>> Start LISTED ENTRIES

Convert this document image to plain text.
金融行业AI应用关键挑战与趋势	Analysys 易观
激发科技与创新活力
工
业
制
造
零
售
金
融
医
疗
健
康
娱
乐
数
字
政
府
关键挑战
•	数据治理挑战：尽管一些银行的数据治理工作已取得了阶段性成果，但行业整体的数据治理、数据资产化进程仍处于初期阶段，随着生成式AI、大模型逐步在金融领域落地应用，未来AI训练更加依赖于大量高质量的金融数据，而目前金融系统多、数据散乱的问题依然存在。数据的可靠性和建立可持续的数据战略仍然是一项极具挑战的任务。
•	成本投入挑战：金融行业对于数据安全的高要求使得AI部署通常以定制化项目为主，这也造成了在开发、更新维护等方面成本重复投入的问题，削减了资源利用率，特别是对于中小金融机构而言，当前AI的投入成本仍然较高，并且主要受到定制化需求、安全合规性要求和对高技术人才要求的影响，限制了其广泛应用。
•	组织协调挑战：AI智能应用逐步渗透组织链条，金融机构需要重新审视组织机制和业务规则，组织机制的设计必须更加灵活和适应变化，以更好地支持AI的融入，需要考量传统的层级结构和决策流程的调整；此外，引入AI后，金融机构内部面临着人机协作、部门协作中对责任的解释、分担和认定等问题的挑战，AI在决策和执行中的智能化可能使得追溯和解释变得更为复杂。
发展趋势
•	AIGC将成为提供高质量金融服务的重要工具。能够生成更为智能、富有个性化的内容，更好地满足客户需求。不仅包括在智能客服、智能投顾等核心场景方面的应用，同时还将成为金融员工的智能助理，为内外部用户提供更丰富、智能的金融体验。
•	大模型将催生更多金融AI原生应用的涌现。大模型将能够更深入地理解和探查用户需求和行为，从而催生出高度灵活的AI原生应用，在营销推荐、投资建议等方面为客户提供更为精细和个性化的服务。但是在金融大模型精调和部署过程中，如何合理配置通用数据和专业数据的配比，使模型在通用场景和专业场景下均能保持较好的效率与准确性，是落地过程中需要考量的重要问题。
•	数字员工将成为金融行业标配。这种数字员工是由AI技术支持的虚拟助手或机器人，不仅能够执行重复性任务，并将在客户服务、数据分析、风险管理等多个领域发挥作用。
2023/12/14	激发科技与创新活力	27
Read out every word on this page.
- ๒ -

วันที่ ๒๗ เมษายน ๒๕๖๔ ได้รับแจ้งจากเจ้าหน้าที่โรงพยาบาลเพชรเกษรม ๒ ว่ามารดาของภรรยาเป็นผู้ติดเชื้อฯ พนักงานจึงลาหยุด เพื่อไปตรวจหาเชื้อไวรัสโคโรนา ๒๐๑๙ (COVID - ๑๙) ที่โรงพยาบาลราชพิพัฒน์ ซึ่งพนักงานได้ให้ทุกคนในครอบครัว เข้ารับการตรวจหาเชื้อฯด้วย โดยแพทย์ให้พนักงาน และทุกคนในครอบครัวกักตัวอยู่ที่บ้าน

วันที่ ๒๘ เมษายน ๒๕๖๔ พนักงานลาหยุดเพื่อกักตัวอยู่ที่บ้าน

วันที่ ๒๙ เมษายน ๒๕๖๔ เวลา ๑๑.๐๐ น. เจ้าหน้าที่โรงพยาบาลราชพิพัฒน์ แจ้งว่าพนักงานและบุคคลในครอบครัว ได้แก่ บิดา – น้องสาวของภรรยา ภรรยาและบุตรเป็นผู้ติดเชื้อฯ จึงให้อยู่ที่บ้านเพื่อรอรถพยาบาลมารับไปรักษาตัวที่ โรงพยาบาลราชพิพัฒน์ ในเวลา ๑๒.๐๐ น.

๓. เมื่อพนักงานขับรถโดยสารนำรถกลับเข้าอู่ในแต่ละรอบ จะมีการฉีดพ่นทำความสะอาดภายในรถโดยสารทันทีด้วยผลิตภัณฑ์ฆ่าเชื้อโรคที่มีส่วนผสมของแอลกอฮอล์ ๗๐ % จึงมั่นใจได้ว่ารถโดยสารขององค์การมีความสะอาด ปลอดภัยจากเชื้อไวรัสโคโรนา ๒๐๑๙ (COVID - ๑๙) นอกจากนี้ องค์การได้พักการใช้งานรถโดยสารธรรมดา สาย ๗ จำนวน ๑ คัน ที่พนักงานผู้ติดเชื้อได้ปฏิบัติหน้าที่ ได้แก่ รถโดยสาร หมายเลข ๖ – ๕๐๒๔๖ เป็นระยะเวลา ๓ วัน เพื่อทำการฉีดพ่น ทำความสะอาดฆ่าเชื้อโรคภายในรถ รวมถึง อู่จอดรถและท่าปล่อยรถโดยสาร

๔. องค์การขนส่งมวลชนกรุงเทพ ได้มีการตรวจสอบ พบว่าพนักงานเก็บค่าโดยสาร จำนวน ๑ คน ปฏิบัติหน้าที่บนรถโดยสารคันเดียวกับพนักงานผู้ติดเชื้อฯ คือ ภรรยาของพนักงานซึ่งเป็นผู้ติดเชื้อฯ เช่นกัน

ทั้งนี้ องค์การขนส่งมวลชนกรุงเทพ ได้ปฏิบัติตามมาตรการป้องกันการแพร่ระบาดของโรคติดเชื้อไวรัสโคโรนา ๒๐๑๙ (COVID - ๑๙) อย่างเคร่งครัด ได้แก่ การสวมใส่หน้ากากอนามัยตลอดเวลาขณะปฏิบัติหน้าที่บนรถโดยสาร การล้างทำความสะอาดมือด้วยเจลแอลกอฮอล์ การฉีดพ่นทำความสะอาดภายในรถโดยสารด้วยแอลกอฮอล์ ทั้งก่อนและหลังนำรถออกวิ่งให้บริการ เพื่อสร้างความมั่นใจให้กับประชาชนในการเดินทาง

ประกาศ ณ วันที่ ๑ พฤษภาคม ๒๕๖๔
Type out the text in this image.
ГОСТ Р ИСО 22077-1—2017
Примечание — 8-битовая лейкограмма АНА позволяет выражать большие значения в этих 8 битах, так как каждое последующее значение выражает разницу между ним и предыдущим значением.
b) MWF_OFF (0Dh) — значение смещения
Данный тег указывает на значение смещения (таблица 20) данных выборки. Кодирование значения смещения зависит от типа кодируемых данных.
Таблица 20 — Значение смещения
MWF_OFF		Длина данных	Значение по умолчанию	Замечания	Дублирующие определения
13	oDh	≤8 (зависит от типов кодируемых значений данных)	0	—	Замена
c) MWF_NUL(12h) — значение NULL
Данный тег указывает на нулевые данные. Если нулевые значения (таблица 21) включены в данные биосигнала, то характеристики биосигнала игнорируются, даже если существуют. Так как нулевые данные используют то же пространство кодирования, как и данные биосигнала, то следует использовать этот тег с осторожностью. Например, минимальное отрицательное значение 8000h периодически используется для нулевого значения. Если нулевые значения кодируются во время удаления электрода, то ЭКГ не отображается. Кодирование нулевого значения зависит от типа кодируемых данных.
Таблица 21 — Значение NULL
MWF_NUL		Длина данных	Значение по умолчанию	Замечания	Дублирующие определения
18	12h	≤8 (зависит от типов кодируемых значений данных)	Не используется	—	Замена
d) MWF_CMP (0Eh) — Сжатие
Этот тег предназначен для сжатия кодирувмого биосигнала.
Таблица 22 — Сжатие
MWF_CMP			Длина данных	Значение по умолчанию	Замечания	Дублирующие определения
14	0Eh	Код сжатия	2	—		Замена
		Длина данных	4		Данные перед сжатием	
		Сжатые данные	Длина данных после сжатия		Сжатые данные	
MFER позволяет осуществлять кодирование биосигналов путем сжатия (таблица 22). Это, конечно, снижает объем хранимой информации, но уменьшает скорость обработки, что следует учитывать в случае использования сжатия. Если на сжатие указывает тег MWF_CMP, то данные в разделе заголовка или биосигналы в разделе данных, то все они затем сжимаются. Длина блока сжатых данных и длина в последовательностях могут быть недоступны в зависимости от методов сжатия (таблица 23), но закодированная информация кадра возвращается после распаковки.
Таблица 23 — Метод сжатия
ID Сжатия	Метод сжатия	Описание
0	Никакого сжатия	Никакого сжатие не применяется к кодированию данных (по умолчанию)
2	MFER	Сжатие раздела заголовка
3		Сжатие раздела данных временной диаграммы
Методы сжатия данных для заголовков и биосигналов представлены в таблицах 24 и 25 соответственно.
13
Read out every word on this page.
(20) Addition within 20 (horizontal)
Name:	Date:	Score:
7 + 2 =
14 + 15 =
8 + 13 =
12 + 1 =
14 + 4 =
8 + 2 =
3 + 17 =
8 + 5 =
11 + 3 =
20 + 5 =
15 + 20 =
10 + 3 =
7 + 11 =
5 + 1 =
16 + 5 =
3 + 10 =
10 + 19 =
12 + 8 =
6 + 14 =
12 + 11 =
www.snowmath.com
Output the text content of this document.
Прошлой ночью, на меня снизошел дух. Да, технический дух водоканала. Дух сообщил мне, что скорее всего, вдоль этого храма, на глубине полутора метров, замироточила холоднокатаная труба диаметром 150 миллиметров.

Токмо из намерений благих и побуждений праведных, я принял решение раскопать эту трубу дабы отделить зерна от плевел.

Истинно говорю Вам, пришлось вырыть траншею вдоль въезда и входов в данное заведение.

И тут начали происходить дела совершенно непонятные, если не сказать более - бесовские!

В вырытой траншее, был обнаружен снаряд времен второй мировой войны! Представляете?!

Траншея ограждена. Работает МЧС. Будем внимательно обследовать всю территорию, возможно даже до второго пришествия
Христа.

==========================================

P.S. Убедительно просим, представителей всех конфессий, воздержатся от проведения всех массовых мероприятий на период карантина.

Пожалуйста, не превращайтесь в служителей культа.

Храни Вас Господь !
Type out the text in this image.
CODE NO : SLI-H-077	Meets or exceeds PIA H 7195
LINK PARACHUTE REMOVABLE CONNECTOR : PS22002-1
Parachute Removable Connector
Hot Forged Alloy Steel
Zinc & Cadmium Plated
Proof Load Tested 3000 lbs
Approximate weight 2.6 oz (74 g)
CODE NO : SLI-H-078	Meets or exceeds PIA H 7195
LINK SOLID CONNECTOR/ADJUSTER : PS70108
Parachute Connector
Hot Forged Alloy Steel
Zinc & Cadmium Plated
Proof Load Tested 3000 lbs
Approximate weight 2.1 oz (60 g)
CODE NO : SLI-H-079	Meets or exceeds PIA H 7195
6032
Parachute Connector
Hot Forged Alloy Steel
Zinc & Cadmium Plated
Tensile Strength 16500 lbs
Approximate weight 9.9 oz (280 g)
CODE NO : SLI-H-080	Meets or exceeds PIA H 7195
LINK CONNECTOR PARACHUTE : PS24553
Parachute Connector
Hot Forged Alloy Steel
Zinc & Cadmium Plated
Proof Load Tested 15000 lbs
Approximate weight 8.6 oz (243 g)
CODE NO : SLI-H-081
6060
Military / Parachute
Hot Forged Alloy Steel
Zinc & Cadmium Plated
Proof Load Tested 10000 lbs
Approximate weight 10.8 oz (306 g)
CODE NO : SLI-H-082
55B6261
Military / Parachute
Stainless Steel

>> End LISTED ENTRIES

PROBLEM REQUIREMENTS ->
In the material above, find each line that contains the word "การขนส", and select it.

RESPONSE ->
๔. องค์การขนส่งมวลชนกรุงเทพ ได้มีการตรวจสอบ พบว่าพนักงานเก็บค่าโดยสาร จำนวน ๑ คน ปฏิบัติหน้าที่บนรถโดยสารคันเดียวกับพนักงานผู้ติดเชื้อฯ คือ ภรรยาของพนักงานซึ่งเป็นผู้ติดเชื้อฯ เช่นกัน
ทั้งนี้ องค์การขนส่งมวลชนกรุงเทพ ได้ปฏิบัติตามมาตรการป้องกันการแพร่ระบาดของโรคติดเชื้อไวรัสโคโรนา ๒๐๑๙ (COVID - ๑๙) อย่างเคร่งครัด ได้แก่ การสวมใส่หน้ากากอนามัยตลอดเวลาขณะปฏิบัติหน้าที่บนรถโดยสาร การล้างทำความสะอาดมือด้วยเจลแอลกอฮอล์ การฉีดพ่นทำความสะอาดภายในรถโดยสารด้วยแอลกอฮอล์ ทั้งก่อนและหลังนำรถออกวิ่งให้บริการ เพื่อสร้างความมั่นใจให้กับประชาชนในการเดินทาง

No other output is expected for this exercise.